* Instrução escrita 1 *
Apresente como tabela Markdown o trecho das entradas que vai do início delas até a linha que contém "particle: [137, 136, 142, 141]", com as duas extremidades incluídas. Use as colunas "Nº" e "Linha da entrada", uma linha da tabela para cada linha desse trecho, e omita as linhas em branco.

* Trecho do documento *

Mais tarde, a hipertrofia das
organizações social-democratas, na sociedade e no Estado, exasperou o
conservadorismo social, o malthusianismo econômico, e elas foram eliminadas.
Mas a social-democracia preencheu uma função abertamente contrarrevolucionária
em 1918-1921, ao defender a manutenção do trabalho assalariado. Foi por isso
que se tornou necessária para representar os interesses imediatos dos
assalariados, ainda que, mais tarde, viesse a dificultar a reorganização do capital
como um todo.
O nazismo tinha como objetivo a
destruição violenta do movimento dos trabalhadores, contrariamente aos partidos
fascistas de hoje. Esta é a diferença crucial. A social-democracia, que havia
cumprido muito bem sua função de domesticar os trabalhadores, ocupava uma
posição importante no Estado, mas era incapaz de unificar a Alemanha. Essa foi
a tarefa do nazismo, que soube como atrair e subjugar todas as classes e
camadas sociais, dos proletários desempregados ao capital monopolista.

* Material extraído *
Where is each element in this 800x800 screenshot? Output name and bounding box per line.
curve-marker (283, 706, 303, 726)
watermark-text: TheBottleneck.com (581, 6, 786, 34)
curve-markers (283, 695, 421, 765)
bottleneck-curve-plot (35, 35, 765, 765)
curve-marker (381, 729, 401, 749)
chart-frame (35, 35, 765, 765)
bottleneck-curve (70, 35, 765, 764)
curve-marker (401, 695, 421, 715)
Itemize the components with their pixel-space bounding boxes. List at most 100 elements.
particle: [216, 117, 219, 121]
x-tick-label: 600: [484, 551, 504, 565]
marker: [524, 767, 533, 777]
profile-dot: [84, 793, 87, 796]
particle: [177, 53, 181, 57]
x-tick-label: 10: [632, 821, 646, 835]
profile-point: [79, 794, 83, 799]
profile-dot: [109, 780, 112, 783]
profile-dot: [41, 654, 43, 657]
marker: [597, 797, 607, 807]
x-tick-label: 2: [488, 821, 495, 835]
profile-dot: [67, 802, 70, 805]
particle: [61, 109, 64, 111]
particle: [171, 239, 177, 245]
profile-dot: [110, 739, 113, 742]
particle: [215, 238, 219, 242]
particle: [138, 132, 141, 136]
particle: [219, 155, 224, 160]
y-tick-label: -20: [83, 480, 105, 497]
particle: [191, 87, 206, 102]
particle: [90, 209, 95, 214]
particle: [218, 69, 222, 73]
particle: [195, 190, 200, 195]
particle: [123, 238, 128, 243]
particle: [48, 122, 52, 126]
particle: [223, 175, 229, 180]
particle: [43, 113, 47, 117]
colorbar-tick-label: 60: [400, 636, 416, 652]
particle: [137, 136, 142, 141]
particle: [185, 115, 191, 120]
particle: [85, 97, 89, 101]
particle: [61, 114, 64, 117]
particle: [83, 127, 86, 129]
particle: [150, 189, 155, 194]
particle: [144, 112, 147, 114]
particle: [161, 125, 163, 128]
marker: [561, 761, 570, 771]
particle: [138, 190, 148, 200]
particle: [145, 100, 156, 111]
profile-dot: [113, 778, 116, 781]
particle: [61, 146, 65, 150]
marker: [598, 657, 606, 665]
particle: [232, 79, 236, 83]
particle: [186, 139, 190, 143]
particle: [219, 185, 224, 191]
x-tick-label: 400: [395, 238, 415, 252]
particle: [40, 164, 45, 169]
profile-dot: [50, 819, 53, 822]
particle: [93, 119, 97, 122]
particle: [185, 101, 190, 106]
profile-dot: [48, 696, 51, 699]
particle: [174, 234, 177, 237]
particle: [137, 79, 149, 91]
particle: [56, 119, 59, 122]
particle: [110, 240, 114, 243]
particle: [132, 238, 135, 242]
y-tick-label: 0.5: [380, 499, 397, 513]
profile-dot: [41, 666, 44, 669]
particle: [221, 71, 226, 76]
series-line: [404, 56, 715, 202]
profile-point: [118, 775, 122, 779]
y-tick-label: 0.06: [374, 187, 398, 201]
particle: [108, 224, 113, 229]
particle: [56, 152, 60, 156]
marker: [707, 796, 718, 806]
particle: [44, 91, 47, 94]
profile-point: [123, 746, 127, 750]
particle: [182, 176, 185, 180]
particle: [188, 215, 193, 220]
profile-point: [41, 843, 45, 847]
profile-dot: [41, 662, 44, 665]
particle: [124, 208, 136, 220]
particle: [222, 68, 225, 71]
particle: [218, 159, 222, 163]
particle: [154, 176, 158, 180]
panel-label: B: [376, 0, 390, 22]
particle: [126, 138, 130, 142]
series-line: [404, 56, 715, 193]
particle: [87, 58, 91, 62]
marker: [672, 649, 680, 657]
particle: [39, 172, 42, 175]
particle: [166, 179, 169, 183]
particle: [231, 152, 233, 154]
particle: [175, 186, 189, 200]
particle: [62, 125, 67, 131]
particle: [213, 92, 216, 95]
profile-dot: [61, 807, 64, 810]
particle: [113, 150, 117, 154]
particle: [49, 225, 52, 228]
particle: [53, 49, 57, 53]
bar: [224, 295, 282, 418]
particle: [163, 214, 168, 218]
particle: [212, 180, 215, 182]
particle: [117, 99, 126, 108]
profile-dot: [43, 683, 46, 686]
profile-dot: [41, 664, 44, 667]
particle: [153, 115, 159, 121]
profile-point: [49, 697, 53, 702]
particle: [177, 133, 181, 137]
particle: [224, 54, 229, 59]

* Instrução escrita 2 *
Transcreva, sem nenhuma alteração, a passagem do texto sobre a social-democracia e o nazismo que vai de "Mais tarde, a" até "como um todo.".

* Resultado 1 *
| Nº | Linha da entrada |
|---|---|
| 1 | Where is each element in this 800x800 screenshot? Output name and bounding box per line. |
| 2 | curve-marker (283, 706, 303, 726) |
| 3 | watermark-text: TheBottleneck.com (581, 6, 786, 34) |
| 4 | curve-markers (283, 695, 421, 765) |
| 5 | bottleneck-curve-plot (35, 35, 765, 765) |
| 6 | curve-marker (381, 729, 401, 749) |
| 7 | chart-frame (35, 35, 765, 765) |
| 8 | bottleneck-curve (70, 35, 765, 764) |
| 9 | curve-marker (401, 695, 421, 715) |
| 10 | Itemize the components with their pixel-space bounding boxes. List at most 100 elements. |
| 11 | particle: [216, 117, 219, 121] |
| 12 | x-tick-label: 600: [484, 551, 504, 565] |
| 13 | marker: [524, 767, 533, 777] |
| 14 | profile-dot: [84, 793, 87, 796] |
| 15 | particle: [177, 53, 181, 57] |
| 16 | x-tick-label: 10: [632, 821, 646, 835] |
| 17 | profile-point: [79, 794, 83, 799] |
| 18 | profile-dot: [109, 780, 112, 783] |
| 19 | profile-dot: [41, 654, 43, 657] |
| 20 | marker: [597, 797, 607, 807] |
| 21 | x-tick-label: 2: [488, 821, 495, 835] |
| 22 | profile-dot: [67, 802, 70, 805] |
| 23 | particle: [61, 109, 64, 111] |
| 24 | particle: [171, 239, 177, 245] |
| 25 | profile-dot: [110, 739, 113, 742] |
| 26 | particle: [215, 238, 219, 242] |
| 27 | particle: [138, 132, 141, 136] |
| 28 | particle: [219, 155, 224, 160] |
| 29 | y-tick-label: -20: [83, 480, 105, 497] |
| 30 | particle: [191, 87, 206, 102] |
| 31 | particle: [90, 209, 95, 214] |
| 32 | particle: [218, 69, 222, 73] |
| 33 | particle: [195, 190, 200, 195] |
| 34 | particle: [123, 238, 128, 243] |
| 35 | particle: [48, 122, 52, 126] |
| 36 | particle: [223, 175, 229, 180] |
| 37 | particle: [43, 113, 47, 117] |
| 38 | colorbar-tick-label: 60: [400, 636, 416, 652] |
| 39 | particle: [137, 136, 142, 141] |

* Resultado 2 *
Mais tarde, a hipertrofia das
organizações social-democratas, na sociedade e no Estado, exasperou o
conservadorismo social, o malthusianismo econômico, e elas foram eliminadas.
Mas a social-democracia preencheu uma função abertamente contrarrevolucionária
em 1918-1921, ao defender a manutenção do trabalho assalariado. Foi por isso
que se tornou necessária para representar os interesses imediatos dos
assalariados, ainda que, mais tarde, viesse a dificultar a reorganização do capital
como um todo.